_Task input_:

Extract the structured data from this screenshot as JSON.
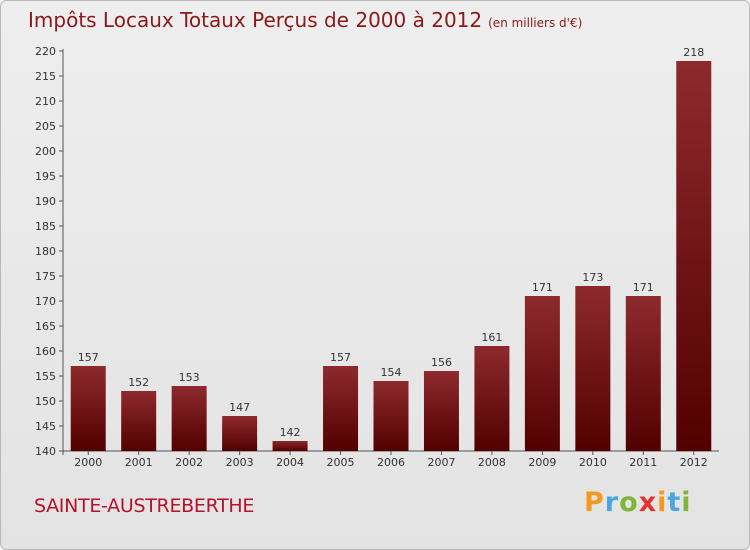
{
  "chart_data": {
    "type": "bar",
    "title": "Impôts Locaux Totaux Perçus de 2000 à 2012",
    "subtitle": "(en milliers d'€)",
    "categories": [
      "2000",
      "2001",
      "2002",
      "2003",
      "2004",
      "2005",
      "2006",
      "2007",
      "2008",
      "2009",
      "2010",
      "2011",
      "2012"
    ],
    "values": [
      157,
      152,
      153,
      147,
      142,
      157,
      154,
      156,
      161,
      171,
      173,
      171,
      218
    ],
    "ylim": [
      140,
      220
    ],
    "yticks": [
      140,
      145,
      150,
      155,
      160,
      165,
      170,
      175,
      180,
      185,
      190,
      195,
      200,
      205,
      210,
      215,
      220
    ],
    "xlabel": "",
    "ylabel": "",
    "grid": false,
    "bar_color": "#7a1a1e"
  },
  "footer": {
    "city": "SAINTE-AUSTREBERTHE"
  },
  "logo": {
    "text": "Proxiti",
    "letters": [
      "P",
      "r",
      "o",
      "x",
      "i",
      "t",
      "i"
    ]
  }
}
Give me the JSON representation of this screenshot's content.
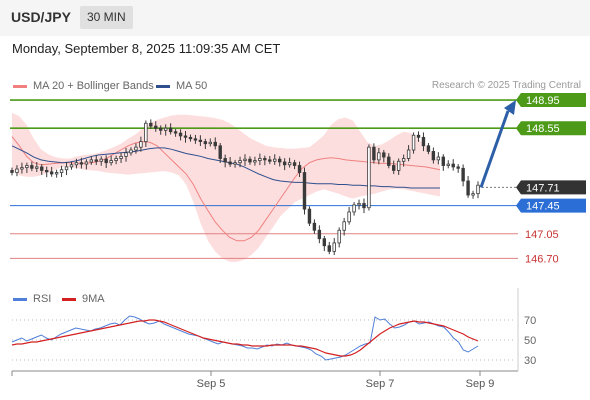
{
  "header": {
    "symbol": "USD/JPY",
    "interval": "30 MIN",
    "datetime": "Monday, September 8, 2025 11:09:35 AM CET"
  },
  "legend": {
    "bollinger": {
      "label": "MA 20 + Bollinger Bands",
      "color": "#f08080"
    },
    "ma50": {
      "label": "MA 50",
      "color": "#2f4f8f"
    },
    "rsi": {
      "label": "RSI",
      "color": "#4f7fd8"
    },
    "rsi_ma": {
      "label": "9MA",
      "color": "#d42020"
    }
  },
  "credit": "Research © 2025 Trading Central",
  "colors": {
    "resistance": "#4c9a18",
    "support": "#2b6fd6",
    "weak_support": "#e08080",
    "current": "#333333",
    "candle": "#3a3a3a",
    "bands_fill": "#fddada",
    "arrow": "#2d5fa8"
  },
  "chart_data": [
    {
      "type": "candlestick",
      "title": "USD/JPY",
      "ylim": [
        146.45,
        149.05
      ],
      "x_ticks": [
        "Sep 5",
        "Sep 7",
        "Sep 9"
      ],
      "current_price": 147.71,
      "levels": [
        {
          "value": 148.95,
          "label": "148.95",
          "kind": "resistance"
        },
        {
          "value": 148.55,
          "label": "148.55",
          "kind": "resistance"
        },
        {
          "value": 147.71,
          "label": "147.71",
          "kind": "current"
        },
        {
          "value": 147.45,
          "label": "147.45",
          "kind": "support"
        },
        {
          "value": 147.05,
          "label": "147.05",
          "kind": "weak_support"
        },
        {
          "value": 146.7,
          "label": "146.70",
          "kind": "weak_support"
        }
      ],
      "projection": {
        "from": 147.71,
        "to": 148.95
      },
      "close": [
        147.92,
        147.97,
        147.99,
        148.02,
        147.98,
        148.0,
        147.95,
        147.93,
        147.9,
        147.92,
        147.96,
        148.0,
        148.03,
        148.06,
        148.04,
        148.07,
        148.1,
        148.08,
        148.11,
        148.06,
        148.09,
        148.12,
        148.15,
        148.2,
        148.24,
        148.28,
        148.36,
        148.62,
        148.58,
        148.55,
        148.52,
        148.55,
        148.5,
        148.48,
        148.44,
        148.42,
        148.4,
        148.38,
        148.36,
        148.33,
        148.35,
        148.3,
        148.12,
        148.07,
        148.04,
        148.06,
        148.09,
        148.11,
        148.07,
        148.09,
        148.12,
        148.1,
        148.08,
        148.11,
        148.07,
        148.03,
        148.06,
        148.02,
        147.92,
        147.4,
        147.2,
        147.1,
        146.98,
        146.88,
        146.8,
        146.92,
        147.1,
        147.22,
        147.36,
        147.46,
        147.48,
        147.42,
        148.28,
        148.1,
        148.2,
        148.14,
        148.02,
        147.95,
        148.08,
        148.12,
        148.24,
        148.45,
        148.42,
        148.3,
        148.22,
        148.1,
        148.14,
        148.02,
        148.04,
        148.0,
        147.98,
        147.8,
        147.6,
        147.62,
        147.74
      ],
      "bollinger_upper": [
        148.77,
        148.72,
        148.6,
        148.4,
        148.25,
        148.18,
        148.14,
        148.12,
        148.12,
        148.15,
        148.17,
        148.18,
        148.2,
        148.24,
        148.28,
        148.33,
        148.4,
        148.46,
        148.55,
        148.62,
        148.67,
        148.7,
        148.73,
        148.74,
        148.74,
        148.73,
        148.72,
        148.71,
        148.69,
        148.67,
        148.62,
        148.55,
        148.47,
        148.4,
        148.35,
        148.3,
        148.28,
        148.27,
        148.26,
        148.26,
        148.27,
        148.28,
        148.36,
        148.45,
        148.6,
        148.68,
        148.7,
        148.66,
        148.5,
        148.35,
        148.3,
        148.32,
        148.38,
        148.45,
        148.5,
        148.48,
        148.4,
        148.3,
        148.18,
        148.02
      ],
      "bollinger_lower": [
        147.96,
        147.88,
        147.86,
        147.86,
        147.88,
        147.92,
        147.96,
        148.0,
        148.0,
        147.98,
        147.96,
        147.95,
        147.94,
        147.92,
        147.91,
        147.9,
        147.89,
        147.9,
        147.91,
        147.92,
        147.93,
        147.94,
        147.92,
        147.88,
        147.75,
        147.5,
        147.2,
        146.95,
        146.8,
        146.7,
        146.65,
        146.65,
        146.68,
        146.75,
        146.85,
        147.0,
        147.15,
        147.3,
        147.4,
        147.5,
        147.55,
        147.6,
        147.65,
        147.68,
        147.65,
        147.62,
        147.58,
        147.55,
        147.58,
        147.6,
        147.62,
        147.65,
        147.68,
        147.69,
        147.68,
        147.66,
        147.64,
        147.62,
        147.6,
        147.58
      ],
      "ma20": [
        148.43,
        148.3,
        148.15,
        148.06,
        148.03,
        148.04,
        148.05,
        148.06,
        148.06,
        148.05,
        148.05,
        148.06,
        148.08,
        148.12,
        148.18,
        148.24,
        148.3,
        148.34,
        148.36,
        148.35,
        148.3,
        148.2,
        148.1,
        148.0,
        147.9,
        147.75,
        147.55,
        147.38,
        147.22,
        147.1,
        147.0,
        146.95,
        146.95,
        147.0,
        147.1,
        147.25,
        147.4,
        147.55,
        147.7,
        147.85,
        147.98,
        148.06,
        148.1,
        148.12,
        148.13,
        148.12,
        148.1,
        148.09,
        148.08,
        148.07,
        148.06,
        148.05,
        148.05,
        148.04,
        148.03,
        148.02,
        148.01,
        148.0,
        147.98,
        147.96
      ],
      "ma50": [
        148.3,
        148.25,
        148.2,
        148.14,
        148.1,
        148.08,
        148.07,
        148.06,
        148.07,
        148.09,
        148.12,
        148.15,
        148.17,
        148.18,
        148.19,
        148.2,
        148.21,
        148.22,
        148.24,
        148.26,
        148.27,
        148.27,
        148.25,
        148.22,
        148.19,
        148.17,
        148.15,
        148.12,
        148.1,
        148.08,
        148.06,
        148.04,
        148.0,
        147.95,
        147.9,
        147.86,
        147.82,
        147.8,
        147.79,
        147.78,
        147.78,
        147.77,
        147.76,
        147.76,
        147.76,
        147.75,
        147.75,
        147.74,
        147.74,
        147.73,
        147.73,
        147.72,
        147.72,
        147.71,
        147.71,
        147.7,
        147.7,
        147.7,
        147.7,
        147.7
      ]
    },
    {
      "type": "line",
      "title": "RSI",
      "ylim": [
        20,
        80
      ],
      "yticks": [
        30,
        50,
        70
      ],
      "series": [
        {
          "name": "RSI",
          "values": [
            48,
            50,
            52,
            49,
            51,
            53,
            55,
            52,
            50,
            53,
            56,
            58,
            60,
            62,
            61,
            60,
            59,
            61,
            62,
            64,
            66,
            67,
            65,
            70,
            74,
            73,
            71,
            68,
            66,
            67,
            69,
            66,
            64,
            62,
            60,
            58,
            56,
            55,
            54,
            52,
            50,
            48,
            46,
            48,
            47,
            46,
            45,
            44,
            42,
            42,
            41,
            43,
            45,
            44,
            46,
            45,
            47,
            45,
            44,
            43,
            42,
            40,
            36,
            34,
            30,
            31,
            32,
            33,
            35,
            38,
            41,
            44,
            46,
            47,
            73,
            70,
            71,
            66,
            62,
            63,
            65,
            68,
            69,
            66,
            67,
            68,
            66,
            64,
            63,
            58,
            52,
            48,
            40,
            38,
            41,
            44
          ]
        },
        {
          "name": "9MA",
          "values": [
            45,
            46,
            46,
            47,
            48,
            48,
            49,
            50,
            51,
            52,
            53,
            54,
            55,
            56,
            57,
            58,
            59,
            60,
            61,
            62,
            63,
            64,
            65,
            66,
            67,
            68,
            69,
            69,
            70,
            70,
            69,
            68,
            66,
            64,
            62,
            60,
            58,
            56,
            54,
            52,
            51,
            50,
            49,
            48,
            47,
            46,
            46,
            45,
            45,
            44,
            44,
            44,
            44,
            45,
            45,
            45,
            45,
            45,
            44,
            44,
            43,
            42,
            41,
            39,
            37,
            36,
            35,
            34,
            34,
            35,
            37,
            40,
            44,
            48,
            52,
            56,
            59,
            62,
            64,
            66,
            67,
            68,
            69,
            68,
            68,
            67,
            66,
            65,
            64,
            62,
            60,
            58,
            56,
            53,
            51,
            49
          ]
        }
      ]
    }
  ]
}
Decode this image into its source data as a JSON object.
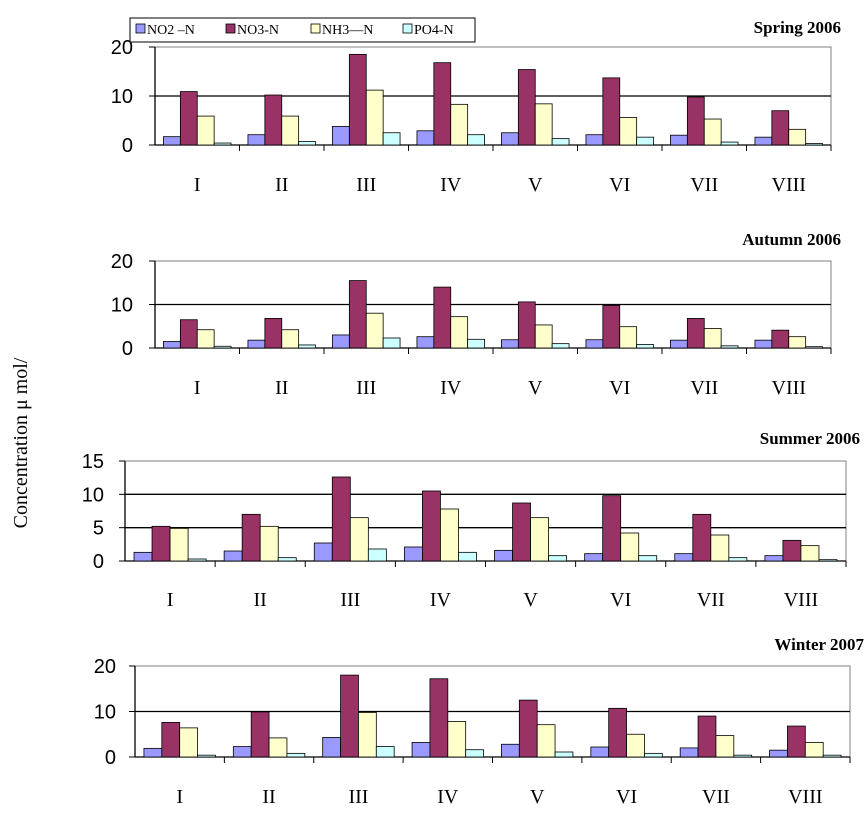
{
  "ylabel": "Concentration μ mol/",
  "legend": [
    {
      "name": "NO2 –N",
      "color": "#9999ff"
    },
    {
      "name": "NO3-N",
      "color": "#993366"
    },
    {
      "name": "NH3—N",
      "color": "#ffffcc"
    },
    {
      "name": "PO4-N",
      "color": "#ccffff"
    }
  ],
  "chart_data": [
    {
      "type": "bar",
      "title": "Spring 2006",
      "categories": [
        "I",
        "II",
        "III",
        "IV",
        "V",
        "VI",
        "VII",
        "VIII"
      ],
      "ylim": [
        0,
        20
      ],
      "yticks": [
        0,
        10,
        20
      ],
      "series": [
        {
          "name": "NO2 –N",
          "values": [
            1.7,
            2.1,
            3.8,
            2.9,
            2.5,
            2.1,
            2.0,
            1.6
          ]
        },
        {
          "name": "NO3-N",
          "values": [
            10.9,
            10.2,
            18.5,
            16.8,
            15.4,
            13.7,
            9.8,
            7.0
          ]
        },
        {
          "name": "NH3—N",
          "values": [
            5.9,
            5.9,
            11.2,
            8.3,
            8.4,
            5.6,
            5.3,
            3.2
          ]
        },
        {
          "name": "PO4-N",
          "values": [
            0.4,
            0.7,
            2.5,
            2.1,
            1.3,
            1.6,
            0.6,
            0.3
          ]
        }
      ]
    },
    {
      "type": "bar",
      "title": "Autumn 2006",
      "categories": [
        "I",
        "II",
        "III",
        "IV",
        "V",
        "VI",
        "VII",
        "VIII"
      ],
      "ylim": [
        0,
        20
      ],
      "yticks": [
        0,
        10,
        20
      ],
      "series": [
        {
          "name": "NO2 –N",
          "values": [
            1.5,
            1.8,
            3.0,
            2.6,
            1.9,
            1.9,
            1.8,
            1.8
          ]
        },
        {
          "name": "NO3-N",
          "values": [
            6.5,
            6.8,
            15.5,
            14.0,
            10.6,
            9.8,
            6.8,
            4.1
          ]
        },
        {
          "name": "NH3—N",
          "values": [
            4.2,
            4.2,
            8.0,
            7.2,
            5.3,
            4.9,
            4.5,
            2.6
          ]
        },
        {
          "name": "PO4-N",
          "values": [
            0.4,
            0.7,
            2.3,
            2.0,
            1.0,
            0.8,
            0.5,
            0.3
          ]
        }
      ]
    },
    {
      "type": "bar",
      "title": "Summer 2006",
      "categories": [
        "I",
        "II",
        "III",
        "IV",
        "V",
        "VI",
        "VII",
        "VIII"
      ],
      "ylim": [
        0,
        15
      ],
      "yticks": [
        0,
        5,
        10,
        15
      ],
      "series": [
        {
          "name": "NO2 –N",
          "values": [
            1.3,
            1.5,
            2.7,
            2.1,
            1.6,
            1.1,
            1.1,
            0.8
          ]
        },
        {
          "name": "NO3-N",
          "values": [
            5.2,
            7.0,
            12.6,
            10.5,
            8.7,
            9.8,
            7.0,
            3.1
          ]
        },
        {
          "name": "NH3—N",
          "values": [
            4.9,
            5.2,
            6.5,
            7.8,
            6.5,
            4.2,
            3.9,
            2.3
          ]
        },
        {
          "name": "PO4-N",
          "values": [
            0.3,
            0.5,
            1.8,
            1.3,
            0.8,
            0.8,
            0.5,
            0.2
          ]
        }
      ]
    },
    {
      "type": "bar",
      "title": "Winter 2007",
      "categories": [
        "I",
        "II",
        "III",
        "IV",
        "V",
        "VI",
        "VII",
        "VIII"
      ],
      "ylim": [
        0,
        20
      ],
      "yticks": [
        0,
        10,
        20
      ],
      "series": [
        {
          "name": "NO2 –N",
          "values": [
            1.9,
            2.3,
            4.3,
            3.2,
            2.8,
            2.2,
            2.0,
            1.5
          ]
        },
        {
          "name": "NO3-N",
          "values": [
            7.6,
            9.9,
            18.0,
            17.2,
            12.5,
            10.7,
            9.0,
            6.8
          ]
        },
        {
          "name": "NH3—N",
          "values": [
            6.4,
            4.2,
            9.8,
            7.8,
            7.1,
            5.0,
            4.7,
            3.2
          ]
        },
        {
          "name": "PO4-N",
          "values": [
            0.4,
            0.8,
            2.3,
            1.6,
            1.1,
            0.8,
            0.4,
            0.4
          ]
        }
      ]
    }
  ]
}
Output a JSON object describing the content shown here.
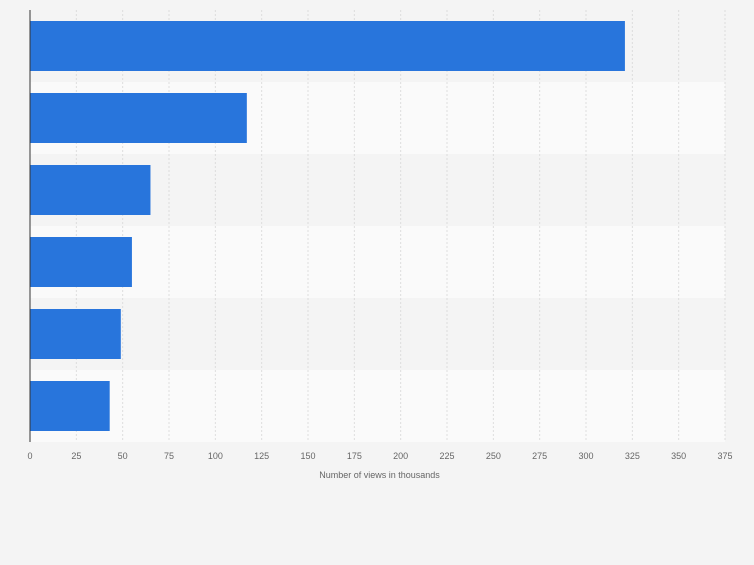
{
  "chart_data": {
    "type": "bar",
    "orientation": "horizontal",
    "categories": [
      "",
      "",
      "",
      "",
      "",
      ""
    ],
    "values": [
      321,
      117,
      65,
      55,
      49,
      43
    ],
    "title": "",
    "xlabel": "Number of views in thousands",
    "ylabel": "",
    "xlim": [
      0,
      375
    ],
    "xticks": [
      "0",
      "25",
      "50",
      "75",
      "100",
      "125",
      "150",
      "175",
      "200",
      "225",
      "250",
      "275",
      "300",
      "325",
      "350",
      "375"
    ],
    "grid": true,
    "legend": "none",
    "colors": {
      "bar": "#2875dc",
      "band_dark": "#f4f4f4",
      "band_light": "#fafafa",
      "grid": "#dddddd",
      "axis": "#333333",
      "text": "#666666",
      "background": "#f4f4f4"
    }
  }
}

_Directive_: Write out the lines of the material from the one containing "Output a JSON" through the last, exactly and only those. Leave every picture out.

_Task response_:
Output a JSON object describing the content shown here.
{
  "chart_data": {
    "type": "bar",
    "orientation": "horizontal",
    "categories": [
      "",
      "",
      "",
      "",
      "",
      ""
    ],
    "values": [
      321,
      117,
      65,
      55,
      49,
      43
    ],
    "title": "",
    "xlabel": "Number of views in thousands",
    "ylabel": "",
    "xlim": [
      0,
      375
    ],
    "xticks": [
      "0",
      "25",
      "50",
      "75",
      "100",
      "125",
      "150",
      "175",
      "200",
      "225",
      "250",
      "275",
      "300",
      "325",
      "350",
      "375"
    ],
    "grid": true,
    "legend": "none",
    "colors": {
      "bar": "#2875dc",
      "band_dark": "#f4f4f4",
      "band_light": "#fafafa",
      "grid": "#dddddd",
      "axis": "#333333",
      "text": "#666666",
      "background": "#f4f4f4"
    }
  }
}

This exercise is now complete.